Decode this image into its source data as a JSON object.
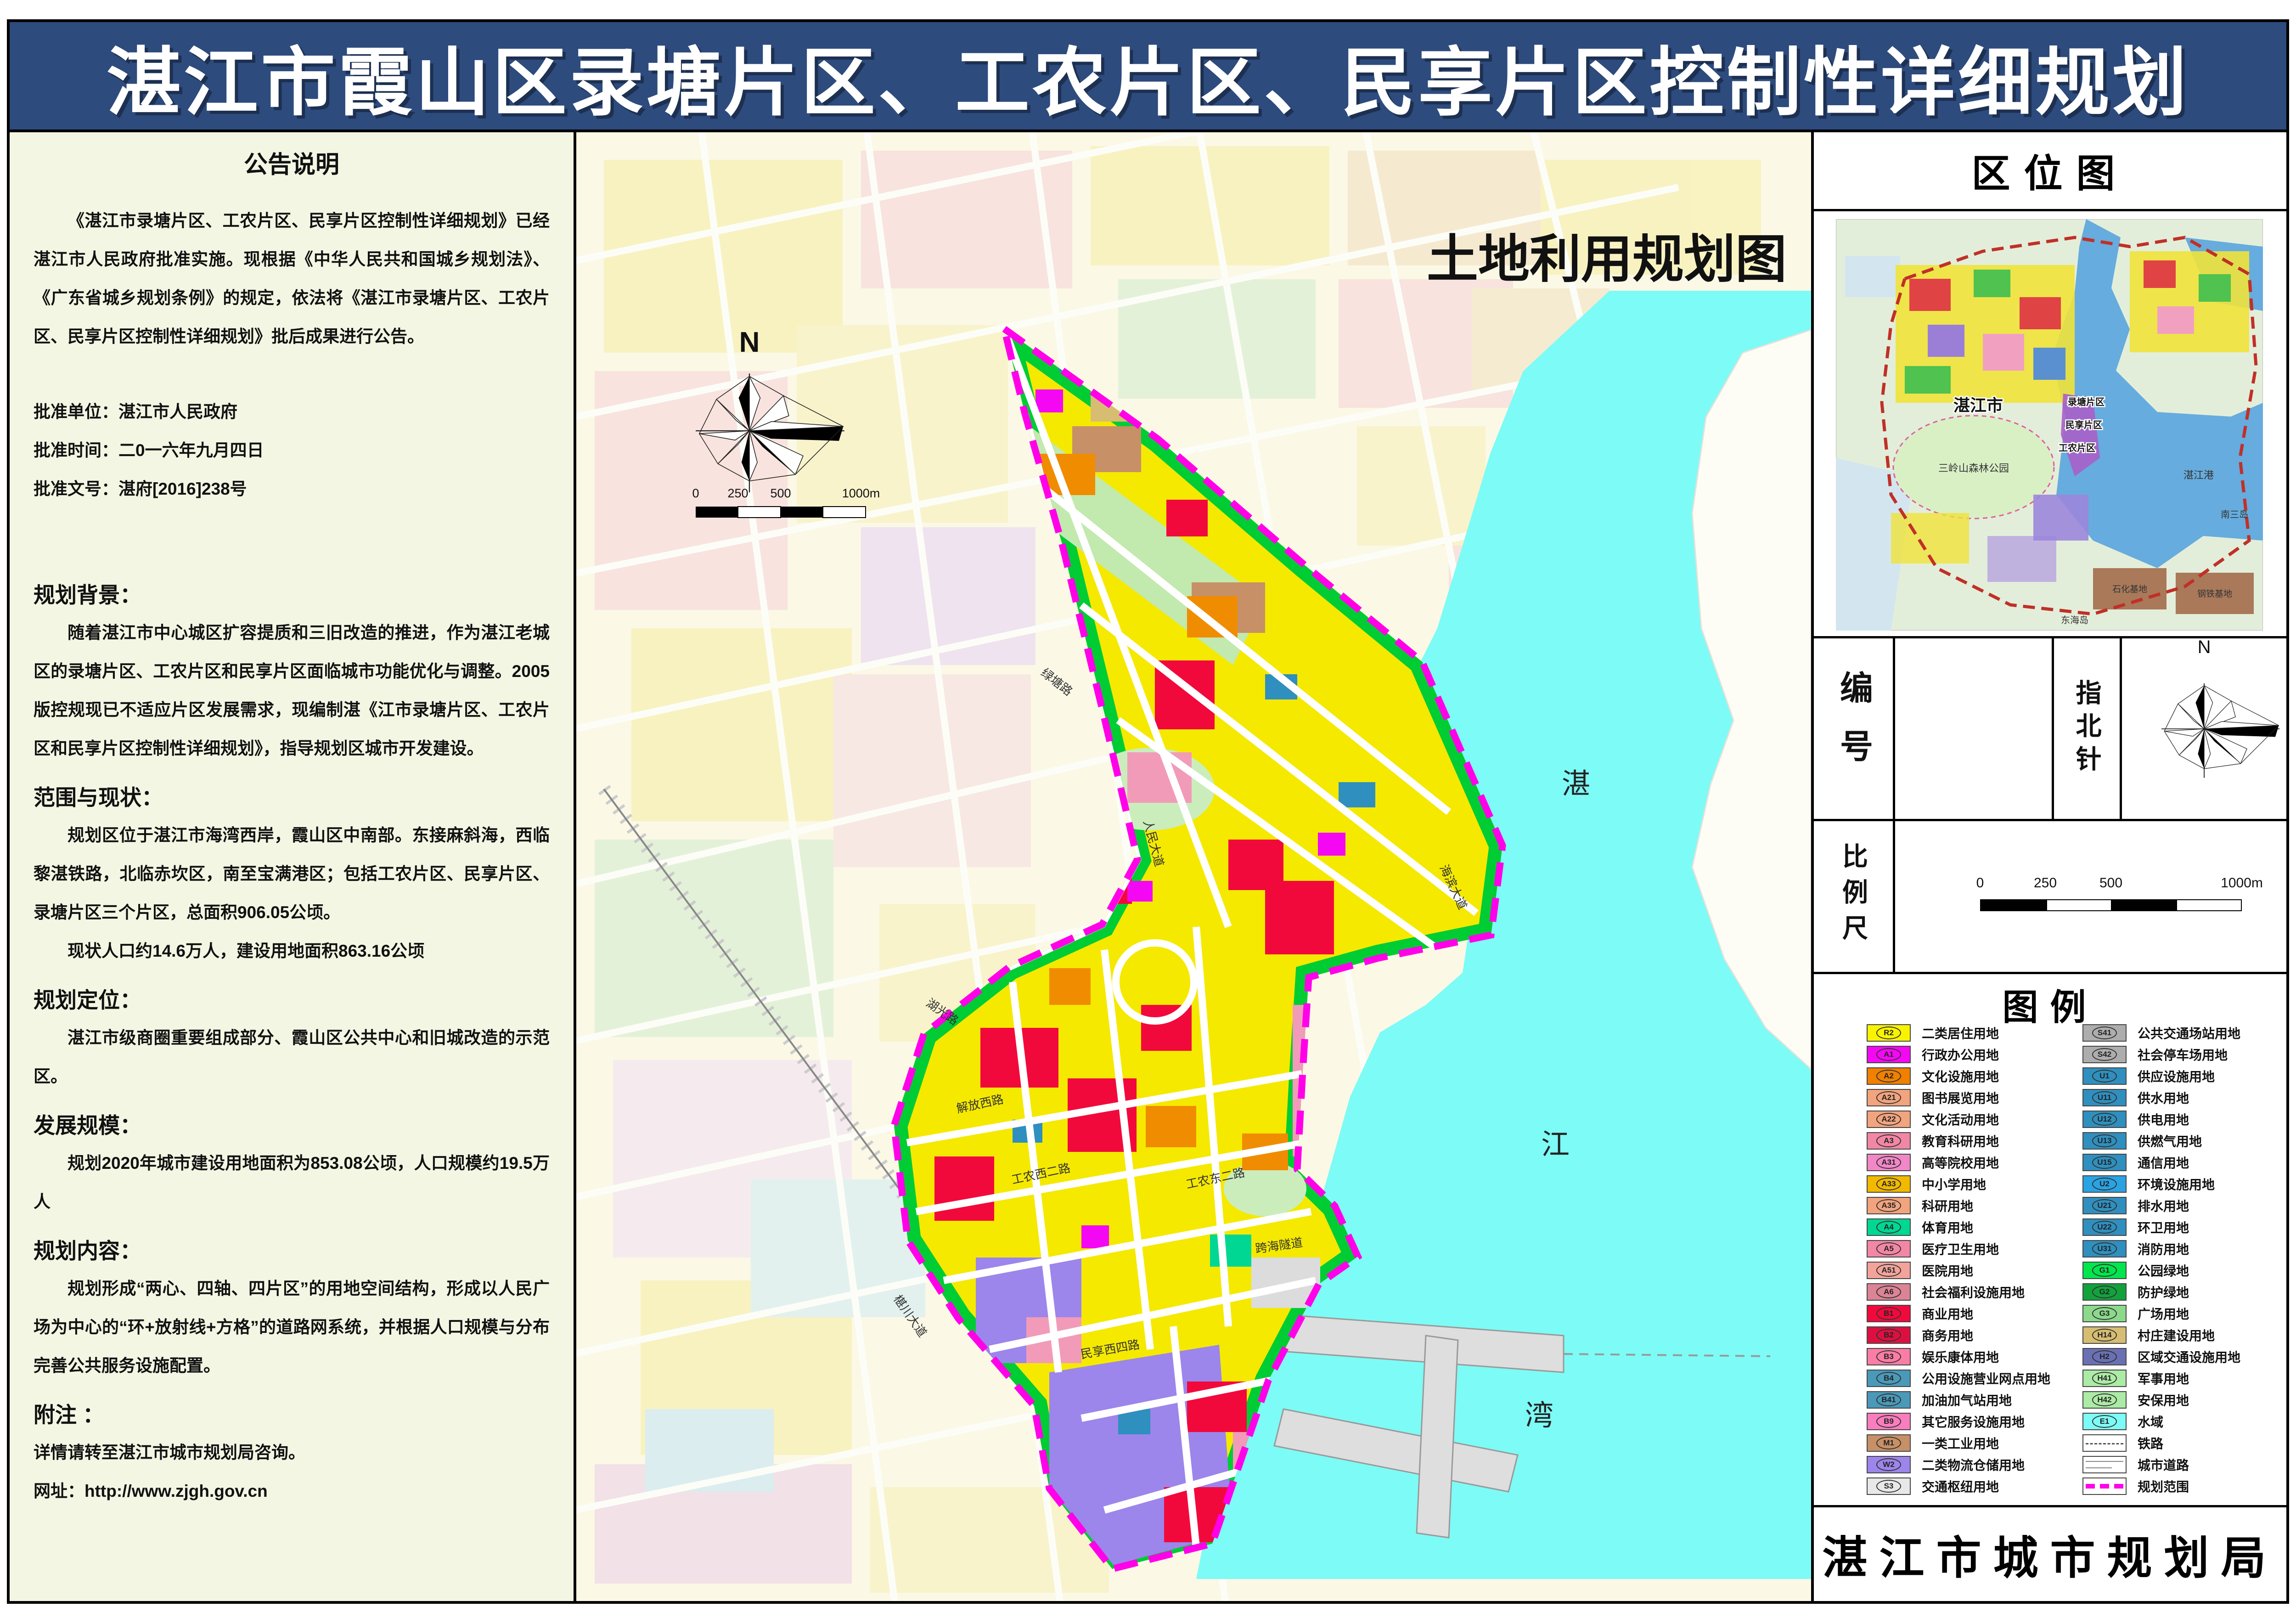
{
  "header": {
    "title": "湛江市霞山区录塘片区、工农片区、民享片区控制性详细规划"
  },
  "colors": {
    "banner": "#2D4B7D",
    "panel_bg": "#F3F6E3",
    "boundary": "#FF00E8",
    "water": "#7DFBF6",
    "residential": "#F5E900"
  },
  "left_panel": {
    "title": "公告说明",
    "intro": "《湛江市录塘片区、工农片区、民享片区控制性详细规划》已经湛江市人民政府批准实施。现根据《中华人民共和国城乡规划法》、《广东省城乡规划条例》的规定，依法将《湛江市录塘片区、工农片区、民享片区控制性详细规划》批后成果进行公告。",
    "approval_lines": [
      "批准单位：湛江市人民政府",
      "批准时间：二0一六年九月四日",
      "批准文号：湛府[2016]238号"
    ],
    "sections": [
      {
        "heading": "规划背景：",
        "paragraphs": [
          {
            "text": "随着湛江市中心城区扩容提质和三旧改造的推进，作为湛江老城区的录塘片区、工农片区和民享片区面临城市功能优化与调整。2005版控规现已不适应片区发展需求，现编制湛《江市录塘片区、工农片区和民享片区控制性详细规划》，指导规划区城市开发建设。",
            "indent": true
          }
        ]
      },
      {
        "heading": "范围与现状：",
        "paragraphs": [
          {
            "text": "规划区位于湛江市海湾西岸，霞山区中南部。东接麻斜海，西临黎湛铁路，北临赤坎区，南至宝满港区；包括工农片区、民享片区、录塘片区三个片区，总面积906.05公顷。",
            "indent": true
          },
          {
            "text": "现状人口约14.6万人，建设用地面积863.16公顷",
            "indent": true
          }
        ]
      },
      {
        "heading": "规划定位：",
        "paragraphs": [
          {
            "text": "湛江市级商圈重要组成部分、霞山区公共中心和旧城改造的示范区。",
            "indent": true
          }
        ]
      },
      {
        "heading": "发展规模：",
        "paragraphs": [
          {
            "text": "规划2020年城市建设用地面积为853.08公顷，人口规模约19.5万人",
            "indent": true
          }
        ]
      },
      {
        "heading": "规划内容：",
        "paragraphs": [
          {
            "text": "规划形成“两心、四轴、四片区”的用地空间结构，形成以人民广场为中心的“环+放射线+方格”的道路网系统，并根据人口规模与分布完善公共服务设施配置。",
            "indent": true
          }
        ]
      },
      {
        "heading": "附注 ：",
        "paragraphs": [
          {
            "text": "详情请转至湛江市城市规划局咨询。",
            "indent": false
          },
          {
            "text": "网址：http://www.zjgh.gov.cn",
            "indent": false
          }
        ]
      }
    ]
  },
  "map": {
    "title": "土地利用规划图",
    "bay_chars": [
      "湛",
      "江",
      "湾"
    ],
    "north_label": "N",
    "scale_ticks": [
      "0",
      "250",
      "500",
      "1000m"
    ],
    "road_labels": [
      "人民大道",
      "解放西路",
      "工农西二路",
      "工农东二路",
      "民享西四路",
      "海滨大道",
      "绿塘路",
      "椹川大道",
      "湖光路",
      "跨海隧道"
    ]
  },
  "right_panel": {
    "location_title": "区位图",
    "location_labels": {
      "city": "湛江市",
      "lutang": "录塘片区",
      "minxiang": "民享片区",
      "gongnong": "工农片区",
      "forest": "三岭山森林公园",
      "port": "湛江港",
      "petrochem": "石化基地",
      "steel": "钢铁基地",
      "nansan": "南三岛",
      "donghai": "东海岛"
    },
    "number_label": "编号",
    "compass_label": "指北针",
    "compass_n": "N",
    "scale_label": "比例尺",
    "scale_ticks": [
      "0",
      "250",
      "500",
      "1000m"
    ],
    "legend_title": "图例",
    "legend_left": [
      {
        "code": "R2",
        "label": "二类居住用地",
        "color": "#FAF300"
      },
      {
        "code": "A1",
        "label": "行政办公用地",
        "color": "#F408F4"
      },
      {
        "code": "A2",
        "label": "文化设施用地",
        "color": "#F08000"
      },
      {
        "code": "A21",
        "label": "图书展览用地",
        "color": "#F2A47E"
      },
      {
        "code": "A22",
        "label": "文化活动用地",
        "color": "#F2A47E"
      },
      {
        "code": "A3",
        "label": "教育科研用地",
        "color": "#F287A5"
      },
      {
        "code": "A31",
        "label": "高等院校用地",
        "color": "#F287C8"
      },
      {
        "code": "A33",
        "label": "中小学用地",
        "color": "#F2B900"
      },
      {
        "code": "A35",
        "label": "科研用地",
        "color": "#F2A47E"
      },
      {
        "code": "A4",
        "label": "体育用地",
        "color": "#00D793"
      },
      {
        "code": "A5",
        "label": "医疗卫生用地",
        "color": "#F287A5"
      },
      {
        "code": "A51",
        "label": "医院用地",
        "color": "#F2A49B"
      },
      {
        "code": "A6",
        "label": "社会福利设施用地",
        "color": "#DB8496"
      },
      {
        "code": "B1",
        "label": "商业用地",
        "color": "#F2093C"
      },
      {
        "code": "B2",
        "label": "商务用地",
        "color": "#DC1040"
      },
      {
        "code": "B3",
        "label": "娱乐康体用地",
        "color": "#FA7DA5"
      },
      {
        "code": "B4",
        "label": "公用设施营业网点用地",
        "color": "#4A99B9"
      },
      {
        "code": "B41",
        "label": "加油加气站用地",
        "color": "#4A99B9"
      },
      {
        "code": "B9",
        "label": "其它服务设施用地",
        "color": "#FA7DBE"
      },
      {
        "code": "M1",
        "label": "一类工业用地",
        "color": "#C79067"
      },
      {
        "code": "W2",
        "label": "二类物流仓储用地",
        "color": "#9C85EB"
      },
      {
        "code": "S3",
        "label": "交通枢纽用地",
        "color": "#E8E8E8"
      }
    ],
    "legend_right": [
      {
        "code": "S41",
        "label": "公共交通场站用地",
        "color": "#ADADAD"
      },
      {
        "code": "S42",
        "label": "社会停车场用地",
        "color": "#ADADAD"
      },
      {
        "code": "U1",
        "label": "供应设施用地",
        "color": "#2F8FBE"
      },
      {
        "code": "U11",
        "label": "供水用地",
        "color": "#2F8FBE"
      },
      {
        "code": "U12",
        "label": "供电用地",
        "color": "#2F8FBE"
      },
      {
        "code": "U13",
        "label": "供燃气用地",
        "color": "#2F8FBE"
      },
      {
        "code": "U15",
        "label": "通信用地",
        "color": "#2F8FBE"
      },
      {
        "code": "U2",
        "label": "环境设施用地",
        "color": "#2AA3E3"
      },
      {
        "code": "U21",
        "label": "排水用地",
        "color": "#2F8FBE"
      },
      {
        "code": "U22",
        "label": "环卫用地",
        "color": "#2F8FBE"
      },
      {
        "code": "U31",
        "label": "消防用地",
        "color": "#2F8FBE"
      },
      {
        "code": "G1",
        "label": "公园绿地",
        "color": "#00E64C"
      },
      {
        "code": "G2",
        "label": "防护绿地",
        "color": "#12A23C"
      },
      {
        "code": "G3",
        "label": "广场用地",
        "color": "#8CD98C"
      },
      {
        "code": "H14",
        "label": "村庄建设用地",
        "color": "#D6BD72"
      },
      {
        "code": "H2",
        "label": "区域交通设施用地",
        "color": "#6A70B3"
      },
      {
        "code": "H41",
        "label": "军事用地",
        "color": "#ACEBA5"
      },
      {
        "code": "H42",
        "label": "安保用地",
        "color": "#ACEBA5"
      },
      {
        "code": "E1",
        "label": "水域",
        "color": "#7DFBF6"
      },
      {
        "type": "railway",
        "label": "铁路"
      },
      {
        "type": "road",
        "label": "城市道路"
      },
      {
        "type": "boundary",
        "label": "规划范围"
      }
    ],
    "bureau": "湛江市城市规划局"
  }
}
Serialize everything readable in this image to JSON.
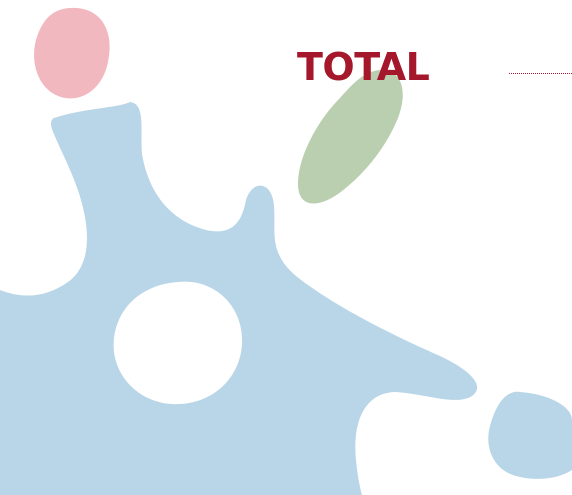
{
  "heading": {
    "text": "TOTAL"
  },
  "colors": {
    "heading": "#a5172a",
    "leader_line": "#a5172a",
    "blue_shape": "#b8d6e7",
    "pink_blob": "#f2b8c0",
    "green_blob": "#b9cfb0"
  },
  "decorations": {
    "shapes": [
      "pink-blob",
      "green-blob",
      "blue-star-shape",
      "blue-ring-hole",
      "blue-small-blob"
    ]
  }
}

□ □ □ □ □ □ □

Your instructions:
Starting at the line that contains "Serialize everything readable", extract each line through the last line of the material exactly as written, and include no pictures.

Finished task:
Serialize everything readable in this image to JSON.
{
  "heading": {
    "text": "TOTAL"
  },
  "colors": {
    "heading": "#a5172a",
    "leader_line": "#a5172a",
    "blue_shape": "#b8d6e7",
    "pink_blob": "#f2b8c0",
    "green_blob": "#b9cfb0"
  },
  "decorations": {
    "shapes": [
      "pink-blob",
      "green-blob",
      "blue-star-shape",
      "blue-ring-hole",
      "blue-small-blob"
    ]
  }
}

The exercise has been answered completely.